Exercise objective => Wherever the string "Proszę" appears, copy the whole line.

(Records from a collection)
— begin —

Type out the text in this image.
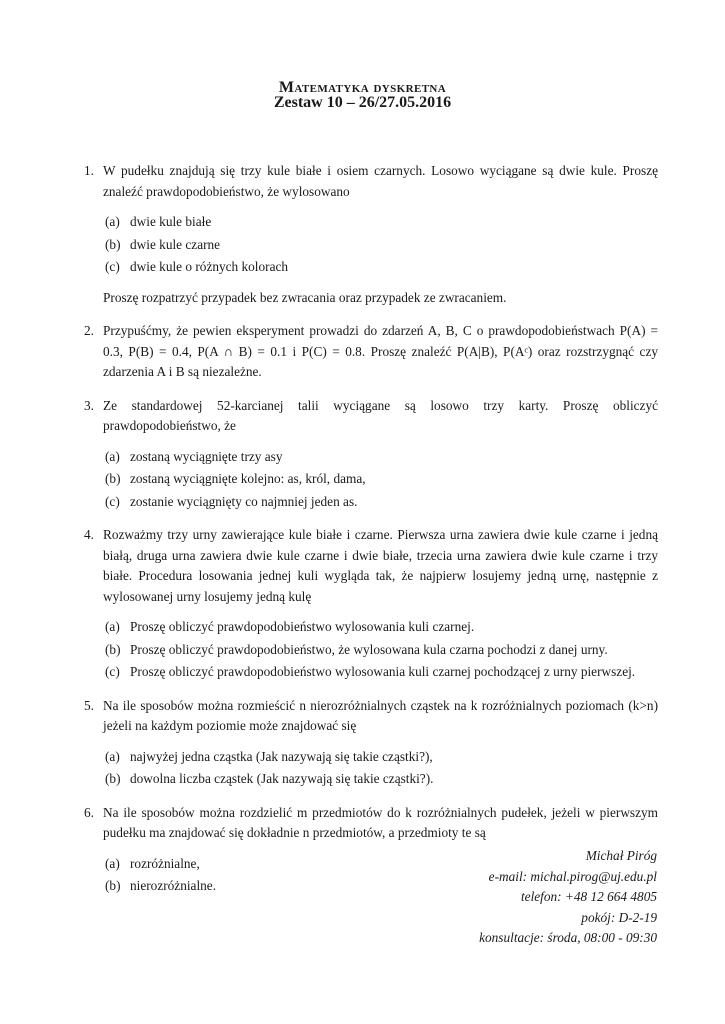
Matematyka dyskretna
Zestaw 10 – 26/27.05.2016
1. W pudełku znajdują się trzy kule białe i osiem czarnych. Losowo wyciągane są dwie kule. Proszę znaleźć prawdopodobieństwo, że wylosowano
(a) dwie kule białe
(b) dwie kule czarne
(c) dwie kule o różnych kolorach
Proszę rozpatrzyć przypadek bez zwracania oraz przypadek ze zwracaniem.
2. Przypuśćmy, że pewien eksperyment prowadzi do zdarzeń A, B, C o prawdopodobieństwach P(A) = 0.3, P(B) = 0.4, P(A ∩ B) = 0.1 i P(C) = 0.8. Proszę znaleźć P(A|B), P(Aᶜ) oraz rozstrzygnąć czy zdarzenia A i B są niezależne.
3. Ze standardowej 52-karcianej talii wyciągane są losowo trzy karty. Proszę obliczyć prawdopodobieństwo, że
(a) zostaną wyciągnięte trzy asy
(b) zostaną wyciągnięte kolejno: as, król, dama,
(c) zostanie wyciągnięty co najmniej jeden as.
4. Rozważmy trzy urny zawierające kule białe i czarne. Pierwsza urna zawiera dwie kule czarne i jedną białą, druga urna zawiera dwie kule czarne i dwie białe, trzecia urna zawiera dwie kule czarne i trzy białe. Procedura losowania jednej kuli wygląda tak, że najpierw losujemy jedną urnę, następnie z wylosowanej urny losujemy jedną kulę
(a) Proszę obliczyć prawdopodobieństwo wylosowania kuli czarnej.
(b) Proszę obliczyć prawdopodobieństwo, że wylosowana kula czarna pochodzi z danej urny.
(c) Proszę obliczyć prawdopodobieństwo wylosowania kuli czarnej pochodzącej z urny pierwszej.
5. Na ile sposobów można rozmieścić n nierozróżnialnych cząstek na k rozróżnialnych poziomach (k>n) jeżeli na każdym poziomie może znajdować się
(a) najwyżej jedna cząstka (Jak nazywają się takie cząstki?),
(b) dowolna liczba cząstek (Jak nazywają się takie cząstki?).
6. Na ile sposobów można rozdzielić m przedmiotów do k rozróżnialnych pudełek, jeżeli w pierwszym pudełku ma znajdować się dokładnie n przedmiotów, a przedmioty te są
(a) rozróżnialne,
(b) nierozróżnialne.
Michał Piróg
e-mail: michal.pirog@uj.edu.pl
telefon: +48 12 664 4805
pokój: D-2-19
konsultacje: środa, 08:00 - 09:30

— end —

Written answer =>
1. W pudełku znajdują się trzy kule białe i osiem czarnych. Losowo wyciągane są dwie kule. Proszę znaleźć prawdopodobieństwo, że wylosowano
Proszę rozpatrzyć przypadek bez zwracania oraz przypadek ze zwracaniem.
2. Przypuśćmy, że pewien eksperyment prowadzi do zdarzeń A, B, C o prawdopodobieństwach P(A) = 0.3, P(B) = 0.4, P(A ∩ B) = 0.1 i P(C) = 0.8. Proszę znaleźć P(A|B), P(Aᶜ) oraz rozstrzygnąć czy zdarzenia A i B są niezależne.
3. Ze standardowej 52-karcianej talii wyciągane są losowo trzy karty. Proszę obliczyć prawdopodobieństwo, że
(a) Proszę obliczyć prawdopodobieństwo wylosowania kuli czarnej.
(b) Proszę obliczyć prawdopodobieństwo, że wylosowana kula czarna pochodzi z danej urny.
(c) Proszę obliczyć prawdopodobieństwo wylosowania kuli czarnej pochodzącej z urny pierwszej.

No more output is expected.